### Task prompt
Extract the full listing verbatim and drop any pictures from your copy.

### Exercise input

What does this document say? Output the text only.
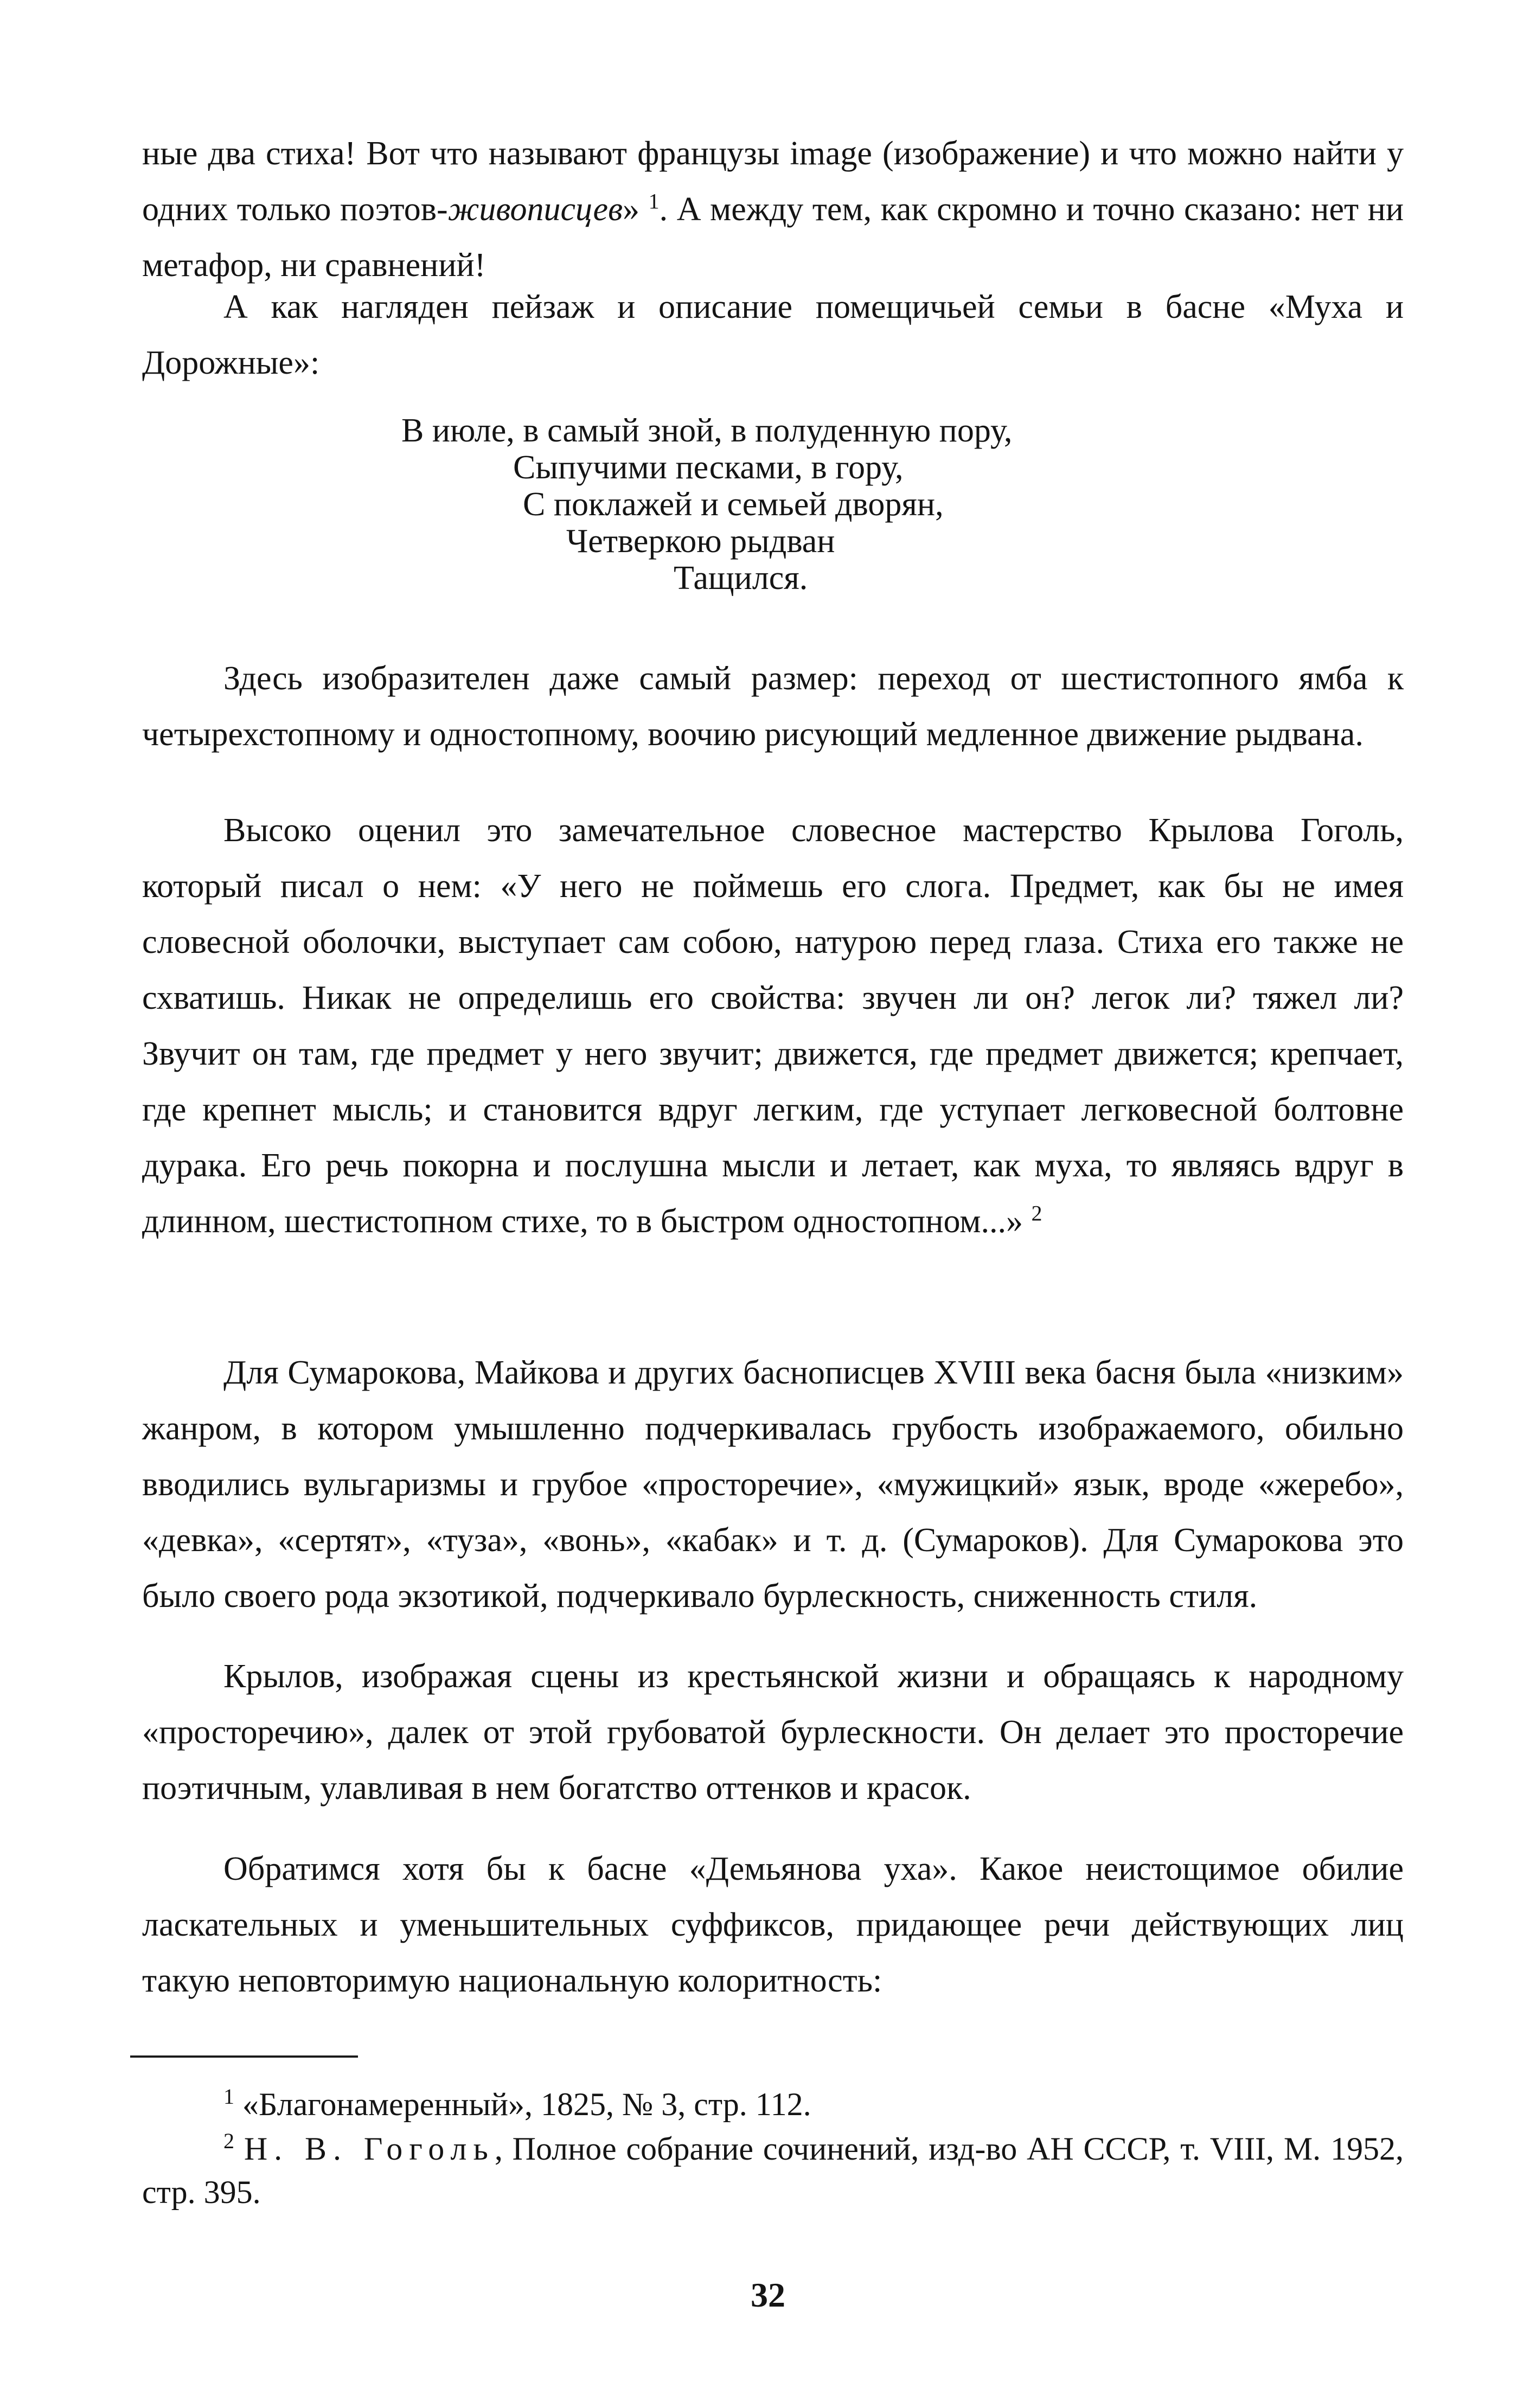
ные два стиха! Вот что называют французы image (изображение) и что можно найти у одних только поэтов-живописцев» $^1$. А между тем, как скромно и точно сказано: нет ни метафор, ни сравнений!

А как нагляден пейзаж и описание помещичьей семьи в басне «Муха и Дорожные»:

В июле, в самый зной, в полуденную пору,
Сыпучими песками, в гору,
С поклажей и семьей дворян,
Четверкою рыдван
Тащился.

Здесь изобразителен даже самый размер: переход от шестистопного ямба к четырехстопному и одностопному, воочию рисующий медленное движение рыдвана.

Высоко оценил это замечательное словесное мастерство Крылова Гоголь, который писал о нем: «У него не поймешь его слога. Предмет, как бы не имея словесной оболочки, выступает сам собою, натурою перед глаза. Стиха его также не схватишь. Никак не определишь его свойства: звучен ли он? легок ли? тяжел ли? Звучит он там, где предмет у него звучит; движется, где предмет движется; крепчает, где крепнет мысль; и становится вдруг легким, где уступает легковесной болтовне дурака. Его речь покорна и послушна мысли и летает, как муха, то являясь вдруг в длинном, шестистопном стихе, то в быстром одностопном...» $^2$

Для Сумарокова, Майкова и других баснописцев XVIII века басня была «низким» жанром, в котором умышленно подчеркивалась грубость изображаемого, обильно вводились вульгаризмы и грубое «просторечие», «мужицкий» язык, вроде «жеребо», «девка», «сертят», «туза», «вонь», «кабак» и т. д. (Сумароков). Для Сумарокова это было своего рода экзотикой, подчеркивало бурлескность, сниженность стиля.

Крылов, изображая сцены из крестьянской жизни и обращаясь к народному «просторечию», далек от этой грубоватой бурлескности. Он делает это просторечие поэтичным, улавливая в нем богатство оттенков и красок.

Обратимся хотя бы к басне «Демьянова уха». Какое неистощимое обилие ласкательных и уменьшительных суффиксов, придающее речи действующих лиц такую неповторимую национальную колоритность:

$^1$ «Благонамеренный», 1825, № 3, стр. 112.

$^2$ Н. В. Гоголь, Полное собрание сочинений, изд-во АН СССР, т. VIII, М. 1952, стр. 395.

32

### Solved exercise
What does this document say? Output the text only.
ные два стиха! Вот что называют французы image (изображение) и что можно найти у одних только поэтов-живописцев» $^1$. А между тем, как скромно и точно сказано: нет ни метафор, ни сравнений!

А как нагляден пейзаж и описание помещичьей семьи в басне «Муха и Дорожные»:

В июле, в самый зной, в полуденную пору,
Сыпучими песками, в гору,
С поклажей и семьей дворян,
Четверкою рыдван
Тащился.

Здесь изобразителен даже самый размер: переход от шестистопного ямба к четырехстопному и одностопному, воочию рисующий медленное движение рыдвана.

Высоко оценил это замечательное словесное мастерство Крылова Гоголь, который писал о нем: «У него не поймешь его слога. Предмет, как бы не имея словесной оболочки, выступает сам собою, натурою перед глаза. Стиха его также не схватишь. Никак не определишь его свойства: звучен ли он? легок ли? тяжел ли? Звучит он там, где предмет у него звучит; движется, где предмет движется; крепчает, где крепнет мысль; и становится вдруг легким, где уступает легковесной болтовне дурака. Его речь покорна и послушна мысли и летает, как муха, то являясь вдруг в длинном, шестистопном стихе, то в быстром одностопном...» $^2$

Для Сумарокова, Майкова и других баснописцев XVIII века басня была «низким» жанром, в котором умышленно подчеркивалась грубость изображаемого, обильно вводились вульгаризмы и грубое «просторечие», «мужицкий» язык, вроде «жеребо», «девка», «сертят», «туза», «вонь», «кабак» и т. д. (Сумароков). Для Сумарокова это было своего рода экзотикой, подчеркивало бурлескность, сниженность стиля.

Крылов, изображая сцены из крестьянской жизни и обращаясь к народному «просторечию», далек от этой грубоватой бурлескности. Он делает это просторечие поэтичным, улавливая в нем богатство оттенков и красок.

Обратимся хотя бы к басне «Демьянова уха». Какое неистощимое обилие ласкательных и уменьшительных суффиксов, придающее речи действующих лиц такую неповторимую национальную колоритность:

$^1$ «Благонамеренный», 1825, № 3, стр. 112.

$^2$ Н. В. Гоголь, Полное собрание сочинений, изд-во АН СССР, т. VIII, М. 1952, стр. 395.

32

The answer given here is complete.